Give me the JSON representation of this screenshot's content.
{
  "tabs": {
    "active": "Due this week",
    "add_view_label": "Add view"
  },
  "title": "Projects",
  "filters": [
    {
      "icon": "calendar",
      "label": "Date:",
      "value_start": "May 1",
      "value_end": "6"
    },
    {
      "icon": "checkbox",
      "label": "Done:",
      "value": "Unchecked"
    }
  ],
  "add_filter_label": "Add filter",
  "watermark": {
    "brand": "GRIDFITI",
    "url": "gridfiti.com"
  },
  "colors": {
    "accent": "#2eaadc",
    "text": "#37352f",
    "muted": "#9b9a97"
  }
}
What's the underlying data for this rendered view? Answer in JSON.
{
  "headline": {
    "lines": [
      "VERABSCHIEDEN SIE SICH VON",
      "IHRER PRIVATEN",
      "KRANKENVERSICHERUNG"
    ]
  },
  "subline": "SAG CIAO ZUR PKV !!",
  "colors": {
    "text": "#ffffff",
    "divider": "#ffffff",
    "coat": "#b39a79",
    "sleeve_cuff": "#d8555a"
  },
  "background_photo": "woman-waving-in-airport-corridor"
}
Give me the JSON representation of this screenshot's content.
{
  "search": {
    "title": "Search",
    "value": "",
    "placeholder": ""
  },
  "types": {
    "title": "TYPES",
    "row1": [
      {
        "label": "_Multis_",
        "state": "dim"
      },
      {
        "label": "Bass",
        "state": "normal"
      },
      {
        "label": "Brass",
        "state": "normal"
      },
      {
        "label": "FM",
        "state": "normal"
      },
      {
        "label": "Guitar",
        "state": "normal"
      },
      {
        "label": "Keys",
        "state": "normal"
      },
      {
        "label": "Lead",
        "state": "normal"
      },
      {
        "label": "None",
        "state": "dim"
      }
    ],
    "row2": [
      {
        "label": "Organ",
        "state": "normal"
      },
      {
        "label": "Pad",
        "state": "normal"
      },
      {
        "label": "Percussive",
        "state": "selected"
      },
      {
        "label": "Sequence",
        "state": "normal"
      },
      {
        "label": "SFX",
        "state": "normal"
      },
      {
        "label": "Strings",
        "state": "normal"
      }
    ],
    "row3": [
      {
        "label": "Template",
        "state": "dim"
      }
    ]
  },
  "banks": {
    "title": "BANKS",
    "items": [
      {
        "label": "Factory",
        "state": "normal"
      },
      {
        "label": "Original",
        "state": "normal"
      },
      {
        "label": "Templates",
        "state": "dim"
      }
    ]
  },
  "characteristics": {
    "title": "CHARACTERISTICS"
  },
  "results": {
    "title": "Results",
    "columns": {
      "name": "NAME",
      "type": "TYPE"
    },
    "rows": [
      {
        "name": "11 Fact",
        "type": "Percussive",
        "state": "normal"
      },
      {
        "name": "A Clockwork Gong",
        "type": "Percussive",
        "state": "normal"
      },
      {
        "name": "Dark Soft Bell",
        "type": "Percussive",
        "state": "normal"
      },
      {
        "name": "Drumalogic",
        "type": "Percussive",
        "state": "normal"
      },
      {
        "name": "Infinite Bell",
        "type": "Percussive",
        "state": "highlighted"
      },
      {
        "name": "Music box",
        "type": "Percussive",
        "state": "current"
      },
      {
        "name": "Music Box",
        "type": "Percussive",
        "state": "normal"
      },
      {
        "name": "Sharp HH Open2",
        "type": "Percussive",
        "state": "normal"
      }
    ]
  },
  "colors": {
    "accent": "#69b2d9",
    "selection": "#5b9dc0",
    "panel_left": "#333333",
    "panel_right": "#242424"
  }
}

━━━━━━━━

**STATED TASK:**
The entries above must be returned exactly.

**SOLUTION TO THE EXERCISE:**
Give me the JSON representation of this screenshot's content.
{
  "tabs": {
    "active": "Due this week",
    "add_view_label": "Add view"
  },
  "title": "Projects",
  "filters": [
    {
      "icon": "calendar",
      "label": "Date:",
      "value_start": "May 1",
      "value_end": "6"
    },
    {
      "icon": "checkbox",
      "label": "Done:",
      "value": "Unchecked"
    }
  ],
  "add_filter_label": "Add filter",
  "watermark": {
    "brand": "GRIDFITI",
    "url": "gridfiti.com"
  },
  "colors": {
    "accent": "#2eaadc",
    "text": "#37352f",
    "muted": "#9b9a97"
  }
}
What's the underlying data for this rendered view? Answer in JSON.
{
  "headline": {
    "lines": [
      "VERABSCHIEDEN SIE SICH VON",
      "IHRER PRIVATEN",
      "KRANKENVERSICHERUNG"
    ]
  },
  "subline": "SAG CIAO ZUR PKV !!",
  "colors": {
    "text": "#ffffff",
    "divider": "#ffffff",
    "coat": "#b39a79",
    "sleeve_cuff": "#d8555a"
  },
  "background_photo": "woman-waving-in-airport-corridor"
}
Give me the JSON representation of this screenshot's content.
{
  "search": {
    "title": "Search",
    "value": "",
    "placeholder": ""
  },
  "types": {
    "title": "TYPES",
    "row1": [
      {
        "label": "_Multis_",
        "state": "dim"
      },
      {
        "label": "Bass",
        "state": "normal"
      },
      {
        "label": "Brass",
        "state": "normal"
      },
      {
        "label": "FM",
        "state": "normal"
      },
      {
        "label": "Guitar",
        "state": "normal"
      },
      {
        "label": "Keys",
        "state": "normal"
      },
      {
        "label": "Lead",
        "state": "normal"
      },
      {
        "label": "None",
        "state": "dim"
      }
    ],
    "row2": [
      {
        "label": "Organ",
        "state": "normal"
      },
      {
        "label": "Pad",
        "state": "normal"
      },
      {
        "label": "Percussive",
        "state": "selected"
      },
      {
        "label": "Sequence",
        "state": "normal"
      },
      {
        "label": "SFX",
        "state": "normal"
      },
      {
        "label": "Strings",
        "state": "normal"
      }
    ],
    "row3": [
      {
        "label": "Template",
        "state": "dim"
      }
    ]
  },
  "banks": {
    "title": "BANKS",
    "items": [
      {
        "label": "Factory",
        "state": "normal"
      },
      {
        "label": "Original",
        "state": "normal"
      },
      {
        "label": "Templates",
        "state": "dim"
      }
    ]
  },
  "characteristics": {
    "title": "CHARACTERISTICS"
  },
  "results": {
    "title": "Results",
    "columns": {
      "name": "NAME",
      "type": "TYPE"
    },
    "rows": [
      {
        "name": "11 Fact",
        "type": "Percussive",
        "state": "normal"
      },
      {
        "name": "A Clockwork Gong",
        "type": "Percussive",
        "state": "normal"
      },
      {
        "name": "Dark Soft Bell",
        "type": "Percussive",
        "state": "normal"
      },
      {
        "name": "Drumalogic",
        "type": "Percussive",
        "state": "normal"
      },
      {
        "name": "Infinite Bell",
        "type": "Percussive",
        "state": "highlighted"
      },
      {
        "name": "Music box",
        "type": "Percussive",
        "state": "current"
      },
      {
        "name": "Music Box",
        "type": "Percussive",
        "state": "normal"
      },
      {
        "name": "Sharp HH Open2",
        "type": "Percussive",
        "state": "normal"
      }
    ]
  },
  "colors": {
    "accent": "#69b2d9",
    "selection": "#5b9dc0",
    "panel_left": "#333333",
    "panel_right": "#242424"
  }
}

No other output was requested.